• **To be done**: Reproduce the material in full, unchanged.
■ ■ ■ ■
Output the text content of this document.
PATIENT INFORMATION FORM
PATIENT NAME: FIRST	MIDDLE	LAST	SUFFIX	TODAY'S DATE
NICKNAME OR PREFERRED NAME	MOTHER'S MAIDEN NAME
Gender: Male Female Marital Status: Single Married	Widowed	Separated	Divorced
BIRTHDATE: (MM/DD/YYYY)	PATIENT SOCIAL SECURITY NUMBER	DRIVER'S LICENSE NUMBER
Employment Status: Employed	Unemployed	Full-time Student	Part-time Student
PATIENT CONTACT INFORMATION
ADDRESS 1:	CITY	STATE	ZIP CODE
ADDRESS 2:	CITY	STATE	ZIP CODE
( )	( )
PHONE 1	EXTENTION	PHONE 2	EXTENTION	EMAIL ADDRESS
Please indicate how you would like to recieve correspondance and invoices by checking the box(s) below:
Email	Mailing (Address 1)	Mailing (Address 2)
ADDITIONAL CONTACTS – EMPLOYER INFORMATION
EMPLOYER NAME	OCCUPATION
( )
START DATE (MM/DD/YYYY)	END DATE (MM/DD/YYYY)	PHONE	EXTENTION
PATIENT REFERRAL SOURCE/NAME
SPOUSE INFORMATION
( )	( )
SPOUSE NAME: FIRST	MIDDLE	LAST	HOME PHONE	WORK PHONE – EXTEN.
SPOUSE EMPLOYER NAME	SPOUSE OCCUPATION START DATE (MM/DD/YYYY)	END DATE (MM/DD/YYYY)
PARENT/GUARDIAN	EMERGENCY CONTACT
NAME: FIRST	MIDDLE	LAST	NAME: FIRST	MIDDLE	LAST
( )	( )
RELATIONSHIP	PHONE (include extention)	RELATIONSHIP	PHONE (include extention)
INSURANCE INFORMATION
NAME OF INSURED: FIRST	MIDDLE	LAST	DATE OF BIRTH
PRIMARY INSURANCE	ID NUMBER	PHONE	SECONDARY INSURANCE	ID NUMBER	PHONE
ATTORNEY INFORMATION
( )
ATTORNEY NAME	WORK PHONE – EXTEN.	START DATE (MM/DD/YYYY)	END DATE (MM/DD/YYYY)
■ ■ ■ ■
• **Task answer**:
Output the text content of this document.
PATIENT INFORMATION FORM
PATIENT NAME: FIRST	MIDDLE	LAST	SUFFIX	TODAY'S DATE
NICKNAME OR PREFERRED NAME	MOTHER'S MAIDEN NAME
Gender: Male Female Marital Status: Single Married	Widowed	Separated	Divorced
BIRTHDATE: (MM/DD/YYYY)	PATIENT SOCIAL SECURITY NUMBER	DRIVER'S LICENSE NUMBER
Employment Status: Employed	Unemployed	Full-time Student	Part-time Student
PATIENT CONTACT INFORMATION
ADDRESS 1:	CITY	STATE	ZIP CODE
ADDRESS 2:	CITY	STATE	ZIP CODE
( )	( )
PHONE 1	EXTENTION	PHONE 2	EXTENTION	EMAIL ADDRESS
Please indicate how you would like to recieve correspondance and invoices by checking the box(s) below:
Email	Mailing (Address 1)	Mailing (Address 2)
ADDITIONAL CONTACTS – EMPLOYER INFORMATION
EMPLOYER NAME	OCCUPATION
( )
START DATE (MM/DD/YYYY)	END DATE (MM/DD/YYYY)	PHONE	EXTENTION
PATIENT REFERRAL SOURCE/NAME
SPOUSE INFORMATION
( )	( )
SPOUSE NAME: FIRST	MIDDLE	LAST	HOME PHONE	WORK PHONE – EXTEN.
SPOUSE EMPLOYER NAME	SPOUSE OCCUPATION START DATE (MM/DD/YYYY)	END DATE (MM/DD/YYYY)
PARENT/GUARDIAN	EMERGENCY CONTACT
NAME: FIRST	MIDDLE	LAST	NAME: FIRST	MIDDLE	LAST
( )	( )
RELATIONSHIP	PHONE (include extention)	RELATIONSHIP	PHONE (include extention)
INSURANCE INFORMATION
NAME OF INSURED: FIRST	MIDDLE	LAST	DATE OF BIRTH
PRIMARY INSURANCE	ID NUMBER	PHONE	SECONDARY INSURANCE	ID NUMBER	PHONE
ATTORNEY INFORMATION
( )
ATTORNEY NAME	WORK PHONE – EXTEN.	START DATE (MM/DD/YYYY)	END DATE (MM/DD/YYYY)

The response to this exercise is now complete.